◆ Problem to work on:
Pull out each line of the records holding the string "name".
=-=-=-=-=
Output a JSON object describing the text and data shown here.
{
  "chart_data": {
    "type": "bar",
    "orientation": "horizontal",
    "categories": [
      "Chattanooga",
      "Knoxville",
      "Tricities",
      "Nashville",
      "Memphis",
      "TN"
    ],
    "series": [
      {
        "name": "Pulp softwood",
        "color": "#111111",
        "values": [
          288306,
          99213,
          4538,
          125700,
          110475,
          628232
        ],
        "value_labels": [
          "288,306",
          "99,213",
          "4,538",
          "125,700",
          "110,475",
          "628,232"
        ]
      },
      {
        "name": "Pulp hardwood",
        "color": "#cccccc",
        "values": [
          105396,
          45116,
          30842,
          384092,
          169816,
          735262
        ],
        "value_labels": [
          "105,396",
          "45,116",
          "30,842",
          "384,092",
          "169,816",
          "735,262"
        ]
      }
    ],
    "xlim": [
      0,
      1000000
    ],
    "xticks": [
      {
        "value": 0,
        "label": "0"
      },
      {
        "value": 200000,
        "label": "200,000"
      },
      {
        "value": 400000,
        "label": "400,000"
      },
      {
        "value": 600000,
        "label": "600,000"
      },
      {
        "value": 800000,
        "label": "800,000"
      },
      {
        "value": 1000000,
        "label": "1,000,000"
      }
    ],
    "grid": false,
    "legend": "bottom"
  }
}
=-=-=-=-=
◆ Solved problem:
        "name": "Pulp softwood",
        "name": "Pulp hardwood",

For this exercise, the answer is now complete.